Input rows:
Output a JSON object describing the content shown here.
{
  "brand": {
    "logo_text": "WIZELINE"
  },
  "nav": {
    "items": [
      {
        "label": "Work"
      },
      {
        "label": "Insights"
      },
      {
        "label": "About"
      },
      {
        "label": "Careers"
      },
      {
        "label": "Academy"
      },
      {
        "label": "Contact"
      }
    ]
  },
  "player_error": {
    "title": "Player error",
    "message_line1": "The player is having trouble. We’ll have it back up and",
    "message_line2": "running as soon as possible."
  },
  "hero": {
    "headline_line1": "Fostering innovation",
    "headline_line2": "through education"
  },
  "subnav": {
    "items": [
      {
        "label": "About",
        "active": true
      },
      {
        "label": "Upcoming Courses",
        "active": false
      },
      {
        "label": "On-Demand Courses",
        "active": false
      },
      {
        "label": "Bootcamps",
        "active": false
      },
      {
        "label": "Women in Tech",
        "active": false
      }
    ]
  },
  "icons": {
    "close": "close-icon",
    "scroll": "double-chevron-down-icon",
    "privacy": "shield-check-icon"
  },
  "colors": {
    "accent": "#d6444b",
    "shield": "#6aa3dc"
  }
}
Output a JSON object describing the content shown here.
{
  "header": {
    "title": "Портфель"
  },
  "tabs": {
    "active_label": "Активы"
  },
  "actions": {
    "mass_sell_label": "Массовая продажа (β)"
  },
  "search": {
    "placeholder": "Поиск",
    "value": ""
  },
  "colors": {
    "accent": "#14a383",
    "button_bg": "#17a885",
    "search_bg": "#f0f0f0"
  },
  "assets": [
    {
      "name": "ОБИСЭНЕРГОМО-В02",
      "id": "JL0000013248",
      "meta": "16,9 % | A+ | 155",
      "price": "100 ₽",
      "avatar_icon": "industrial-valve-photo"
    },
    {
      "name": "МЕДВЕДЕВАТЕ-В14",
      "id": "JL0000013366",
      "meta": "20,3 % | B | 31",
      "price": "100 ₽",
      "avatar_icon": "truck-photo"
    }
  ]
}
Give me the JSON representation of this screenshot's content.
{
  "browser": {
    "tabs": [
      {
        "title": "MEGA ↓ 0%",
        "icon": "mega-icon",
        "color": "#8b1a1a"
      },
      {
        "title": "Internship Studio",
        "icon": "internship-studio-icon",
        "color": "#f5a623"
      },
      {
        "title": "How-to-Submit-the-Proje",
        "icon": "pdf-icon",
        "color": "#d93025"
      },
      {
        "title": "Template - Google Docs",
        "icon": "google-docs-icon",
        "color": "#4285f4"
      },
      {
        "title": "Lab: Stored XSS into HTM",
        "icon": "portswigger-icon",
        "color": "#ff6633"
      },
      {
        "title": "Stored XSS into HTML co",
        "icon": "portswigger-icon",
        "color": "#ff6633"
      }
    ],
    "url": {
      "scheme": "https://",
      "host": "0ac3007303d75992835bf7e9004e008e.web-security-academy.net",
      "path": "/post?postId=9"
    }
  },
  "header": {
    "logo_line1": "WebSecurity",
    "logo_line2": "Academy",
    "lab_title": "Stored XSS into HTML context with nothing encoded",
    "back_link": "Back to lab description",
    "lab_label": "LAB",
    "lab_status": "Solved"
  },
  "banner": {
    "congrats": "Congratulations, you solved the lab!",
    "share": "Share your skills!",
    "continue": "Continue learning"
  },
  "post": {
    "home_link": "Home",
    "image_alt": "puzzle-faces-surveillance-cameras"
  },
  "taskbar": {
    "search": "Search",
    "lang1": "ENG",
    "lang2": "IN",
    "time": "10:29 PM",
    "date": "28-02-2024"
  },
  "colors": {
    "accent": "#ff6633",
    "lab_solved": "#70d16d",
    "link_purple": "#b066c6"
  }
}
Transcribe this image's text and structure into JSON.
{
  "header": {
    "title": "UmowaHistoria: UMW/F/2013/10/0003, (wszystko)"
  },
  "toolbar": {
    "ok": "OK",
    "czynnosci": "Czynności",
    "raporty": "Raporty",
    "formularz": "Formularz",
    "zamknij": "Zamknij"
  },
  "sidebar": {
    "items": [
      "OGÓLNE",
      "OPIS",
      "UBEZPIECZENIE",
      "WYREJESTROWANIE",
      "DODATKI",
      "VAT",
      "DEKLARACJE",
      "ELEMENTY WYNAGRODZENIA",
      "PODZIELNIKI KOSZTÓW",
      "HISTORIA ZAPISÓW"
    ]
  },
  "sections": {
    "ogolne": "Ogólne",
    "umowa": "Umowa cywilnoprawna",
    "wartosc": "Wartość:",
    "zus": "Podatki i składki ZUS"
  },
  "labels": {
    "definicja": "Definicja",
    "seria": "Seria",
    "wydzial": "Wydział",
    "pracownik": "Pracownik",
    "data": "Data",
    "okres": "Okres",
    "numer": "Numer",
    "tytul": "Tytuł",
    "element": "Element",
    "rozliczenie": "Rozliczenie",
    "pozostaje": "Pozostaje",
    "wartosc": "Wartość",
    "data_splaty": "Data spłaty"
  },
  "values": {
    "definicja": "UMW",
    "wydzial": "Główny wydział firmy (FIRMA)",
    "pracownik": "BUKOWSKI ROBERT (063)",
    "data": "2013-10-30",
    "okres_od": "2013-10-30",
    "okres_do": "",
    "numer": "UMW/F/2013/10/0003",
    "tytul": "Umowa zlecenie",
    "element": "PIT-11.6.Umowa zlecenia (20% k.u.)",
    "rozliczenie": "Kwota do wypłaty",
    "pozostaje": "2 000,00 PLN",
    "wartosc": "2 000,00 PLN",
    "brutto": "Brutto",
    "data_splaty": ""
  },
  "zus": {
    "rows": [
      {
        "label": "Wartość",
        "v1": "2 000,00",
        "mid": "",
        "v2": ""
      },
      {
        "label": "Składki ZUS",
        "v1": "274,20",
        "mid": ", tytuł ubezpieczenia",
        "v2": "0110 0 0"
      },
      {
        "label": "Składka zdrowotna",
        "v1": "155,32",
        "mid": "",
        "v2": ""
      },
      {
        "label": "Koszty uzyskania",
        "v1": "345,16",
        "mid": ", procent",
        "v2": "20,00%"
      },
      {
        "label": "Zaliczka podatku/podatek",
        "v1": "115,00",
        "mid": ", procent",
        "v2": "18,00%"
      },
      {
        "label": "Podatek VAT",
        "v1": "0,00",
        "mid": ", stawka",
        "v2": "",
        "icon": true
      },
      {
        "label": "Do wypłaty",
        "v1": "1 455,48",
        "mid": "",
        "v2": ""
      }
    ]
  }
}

Set task:
Write out every line of the material again, exactly as it reads.

Exercise result:
Output a JSON object describing the content shown here.
{
  "brand": {
    "logo_text": "WIZELINE"
  },
  "nav": {
    "items": [
      {
        "label": "Work"
      },
      {
        "label": "Insights"
      },
      {
        "label": "About"
      },
      {
        "label": "Careers"
      },
      {
        "label": "Academy"
      },
      {
        "label": "Contact"
      }
    ]
  },
  "player_error": {
    "title": "Player error",
    "message_line1": "The player is having trouble. We’ll have it back up and",
    "message_line2": "running as soon as possible."
  },
  "hero": {
    "headline_line1": "Fostering innovation",
    "headline_line2": "through education"
  },
  "subnav": {
    "items": [
      {
        "label": "About",
        "active": true
      },
      {
        "label": "Upcoming Courses",
        "active": false
      },
      {
        "label": "On-Demand Courses",
        "active": false
      },
      {
        "label": "Bootcamps",
        "active": false
      },
      {
        "label": "Women in Tech",
        "active": false
      }
    ]
  },
  "icons": {
    "close": "close-icon",
    "scroll": "double-chevron-down-icon",
    "privacy": "shield-check-icon"
  },
  "colors": {
    "accent": "#d6444b",
    "shield": "#6aa3dc"
  }
}
Output a JSON object describing the content shown here.
{
  "header": {
    "title": "Портфель"
  },
  "tabs": {
    "active_label": "Активы"
  },
  "actions": {
    "mass_sell_label": "Массовая продажа (β)"
  },
  "search": {
    "placeholder": "Поиск",
    "value": ""
  },
  "colors": {
    "accent": "#14a383",
    "button_bg": "#17a885",
    "search_bg": "#f0f0f0"
  },
  "assets": [
    {
      "name": "ОБИСЭНЕРГОМО-В02",
      "id": "JL0000013248",
      "meta": "16,9 % | A+ | 155",
      "price": "100 ₽",
      "avatar_icon": "industrial-valve-photo"
    },
    {
      "name": "МЕДВЕДЕВАТЕ-В14",
      "id": "JL0000013366",
      "meta": "20,3 % | B | 31",
      "price": "100 ₽",
      "avatar_icon": "truck-photo"
    }
  ]
}
Give me the JSON representation of this screenshot's content.
{
  "browser": {
    "tabs": [
      {
        "title": "MEGA ↓ 0%",
        "icon": "mega-icon",
        "color": "#8b1a1a"
      },
      {
        "title": "Internship Studio",
        "icon": "internship-studio-icon",
        "color": "#f5a623"
      },
      {
        "title": "How-to-Submit-the-Proje",
        "icon": "pdf-icon",
        "color": "#d93025"
      },
      {
        "title": "Template - Google Docs",
        "icon": "google-docs-icon",
        "color": "#4285f4"
      },
      {
        "title": "Lab: Stored XSS into HTM",
        "icon": "portswigger-icon",
        "color": "#ff6633"
      },
      {
        "title": "Stored XSS into HTML co",
        "icon": "portswigger-icon",
        "color": "#ff6633"
      }
    ],
    "url": {
      "scheme": "https://",
      "host": "0ac3007303d75992835bf7e9004e008e.web-security-academy.net",
      "path": "/post?postId=9"
    }
  },
  "header": {
    "logo_line1": "WebSecurity",
    "logo_line2": "Academy",
    "lab_title": "Stored XSS into HTML context with nothing encoded",
    "back_link": "Back to lab description",
    "lab_label": "LAB",
    "lab_status": "Solved"
  },
  "banner": {
    "congrats": "Congratulations, you solved the lab!",
    "share": "Share your skills!",
    "continue": "Continue learning"
  },
  "post": {
    "home_link": "Home",
    "image_alt": "puzzle-faces-surveillance-cameras"
  },
  "taskbar": {
    "search": "Search",
    "lang1": "ENG",
    "lang2": "IN",
    "time": "10:29 PM",
    "date": "28-02-2024"
  },
  "colors": {
    "accent": "#ff6633",
    "lab_solved": "#70d16d",
    "link_purple": "#b066c6"
  }
}
Transcribe this image's text and structure into JSON.
{
  "header": {
    "title": "UmowaHistoria: UMW/F/2013/10/0003, (wszystko)"
  },
  "toolbar": {
    "ok": "OK",
    "czynnosci": "Czynności",
    "raporty": "Raporty",
    "formularz": "Formularz",
    "zamknij": "Zamknij"
  },
  "sidebar": {
    "items": [
      "OGÓLNE",
      "OPIS",
      "UBEZPIECZENIE",
      "WYREJESTROWANIE",
      "DODATKI",
      "VAT",
      "DEKLARACJE",
      "ELEMENTY WYNAGRODZENIA",
      "PODZIELNIKI KOSZTÓW",
      "HISTORIA ZAPISÓW"
    ]
  },
  "sections": {
    "ogolne": "Ogólne",
    "umowa": "Umowa cywilnoprawna",
    "wartosc": "Wartość:",
    "zus": "Podatki i składki ZUS"
  },
  "labels": {
    "definicja": "Definicja",
    "seria": "Seria",
    "wydzial": "Wydział",
    "pracownik": "Pracownik",
    "data": "Data",
    "okres": "Okres",
    "numer": "Numer",
    "tytul": "Tytuł",
    "element": "Element",
    "rozliczenie": "Rozliczenie",
    "pozostaje": "Pozostaje",
    "wartosc": "Wartość",
    "data_splaty": "Data spłaty"
  },
  "values": {
    "definicja": "UMW",
    "wydzial": "Główny wydział firmy (FIRMA)",
    "pracownik": "BUKOWSKI ROBERT (063)",
    "data": "2013-10-30",
    "okres_od": "2013-10-30",
    "okres_do": "",
    "numer": "UMW/F/2013/10/0003",
    "tytul": "Umowa zlecenie",
    "element": "PIT-11.6.Umowa zlecenia (20% k.u.)",
    "rozliczenie": "Kwota do wypłaty",
    "pozostaje": "2 000,00 PLN",
    "wartosc": "2 000,00 PLN",
    "brutto": "Brutto",
    "data_splaty": ""
  },
  "zus": {
    "rows": [
      {
        "label": "Wartość",
        "v1": "2 000,00",
        "mid": "",
        "v2": ""
      },
      {
        "label": "Składki ZUS",
        "v1": "274,20",
        "mid": ", tytuł ubezpieczenia",
        "v2": "0110 0 0"
      },
      {
        "label": "Składka zdrowotna",
        "v1": "155,32",
        "mid": "",
        "v2": ""
      },
      {
        "label": "Koszty uzyskania",
        "v1": "345,16",
        "mid": ", procent",
        "v2": "20,00%"
      },
      {
        "label": "Zaliczka podatku/podatek",
        "v1": "115,00",
        "mid": ", procent",
        "v2": "18,00%"
      },
      {
        "label": "Podatek VAT",
        "v1": "0,00",
        "mid": ", stawka",
        "v2": "",
        "icon": true
      },
      {
        "label": "Do wypłaty",
        "v1": "1 455,48",
        "mid": "",
        "v2": ""
      }
    ]
  }
}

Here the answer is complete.